--- START OF Material supplied ---

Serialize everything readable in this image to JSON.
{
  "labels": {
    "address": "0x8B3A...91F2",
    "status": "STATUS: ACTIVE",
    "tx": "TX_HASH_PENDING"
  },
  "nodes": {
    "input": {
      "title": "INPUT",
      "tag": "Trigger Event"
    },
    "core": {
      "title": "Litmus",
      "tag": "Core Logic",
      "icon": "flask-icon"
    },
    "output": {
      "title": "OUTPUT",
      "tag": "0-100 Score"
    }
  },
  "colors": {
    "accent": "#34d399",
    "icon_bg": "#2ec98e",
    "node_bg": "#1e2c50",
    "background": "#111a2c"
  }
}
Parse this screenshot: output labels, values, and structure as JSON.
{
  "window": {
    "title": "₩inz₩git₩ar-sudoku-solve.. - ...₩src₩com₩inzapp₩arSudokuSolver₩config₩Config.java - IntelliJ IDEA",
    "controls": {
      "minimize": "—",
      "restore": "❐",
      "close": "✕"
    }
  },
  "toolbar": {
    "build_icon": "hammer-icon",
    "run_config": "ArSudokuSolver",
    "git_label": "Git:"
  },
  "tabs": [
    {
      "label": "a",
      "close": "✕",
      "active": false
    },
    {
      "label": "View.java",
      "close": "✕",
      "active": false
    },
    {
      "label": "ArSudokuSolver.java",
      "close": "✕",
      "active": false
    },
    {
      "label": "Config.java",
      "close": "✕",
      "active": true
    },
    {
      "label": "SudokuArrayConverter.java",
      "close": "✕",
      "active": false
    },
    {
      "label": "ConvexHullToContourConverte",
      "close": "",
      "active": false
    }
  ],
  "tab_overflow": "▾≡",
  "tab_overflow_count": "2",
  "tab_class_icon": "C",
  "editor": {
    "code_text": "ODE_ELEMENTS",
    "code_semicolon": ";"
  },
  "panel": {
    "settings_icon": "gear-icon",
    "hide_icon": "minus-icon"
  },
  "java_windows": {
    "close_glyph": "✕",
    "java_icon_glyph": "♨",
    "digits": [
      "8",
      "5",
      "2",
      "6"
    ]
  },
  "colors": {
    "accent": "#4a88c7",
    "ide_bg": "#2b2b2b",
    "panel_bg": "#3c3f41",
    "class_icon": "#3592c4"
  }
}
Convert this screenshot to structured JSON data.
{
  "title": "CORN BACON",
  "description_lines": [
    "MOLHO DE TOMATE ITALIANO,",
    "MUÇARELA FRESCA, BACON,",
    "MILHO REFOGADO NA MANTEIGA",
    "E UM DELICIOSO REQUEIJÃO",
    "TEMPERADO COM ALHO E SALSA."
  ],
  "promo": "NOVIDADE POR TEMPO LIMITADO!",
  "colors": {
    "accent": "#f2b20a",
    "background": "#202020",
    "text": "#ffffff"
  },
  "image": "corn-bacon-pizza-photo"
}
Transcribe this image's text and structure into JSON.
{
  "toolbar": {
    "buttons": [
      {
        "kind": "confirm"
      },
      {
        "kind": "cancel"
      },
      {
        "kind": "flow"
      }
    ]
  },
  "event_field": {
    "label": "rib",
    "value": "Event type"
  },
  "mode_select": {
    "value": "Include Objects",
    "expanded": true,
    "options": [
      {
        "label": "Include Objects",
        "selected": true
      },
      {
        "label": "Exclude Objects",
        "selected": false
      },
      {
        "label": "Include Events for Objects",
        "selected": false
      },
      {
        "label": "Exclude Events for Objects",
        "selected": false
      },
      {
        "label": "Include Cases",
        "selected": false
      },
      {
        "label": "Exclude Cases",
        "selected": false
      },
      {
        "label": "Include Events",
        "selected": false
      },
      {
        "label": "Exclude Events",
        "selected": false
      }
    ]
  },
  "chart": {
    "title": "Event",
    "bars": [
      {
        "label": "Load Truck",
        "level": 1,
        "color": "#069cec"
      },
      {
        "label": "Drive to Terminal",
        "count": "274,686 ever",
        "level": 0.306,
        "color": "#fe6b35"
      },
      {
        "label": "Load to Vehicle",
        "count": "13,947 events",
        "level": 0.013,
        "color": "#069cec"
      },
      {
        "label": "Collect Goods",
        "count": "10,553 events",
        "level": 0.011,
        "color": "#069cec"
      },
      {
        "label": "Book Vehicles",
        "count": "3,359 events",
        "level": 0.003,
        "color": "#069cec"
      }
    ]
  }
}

--- END OF Material supplied ---

What is needed
Isolate each line of the listing above that includes "level". Copy it.

Task answer
        "level": 1,
        "level": 0.306,
        "level": 0.013,
        "level": 0.011,
        "level": 0.003,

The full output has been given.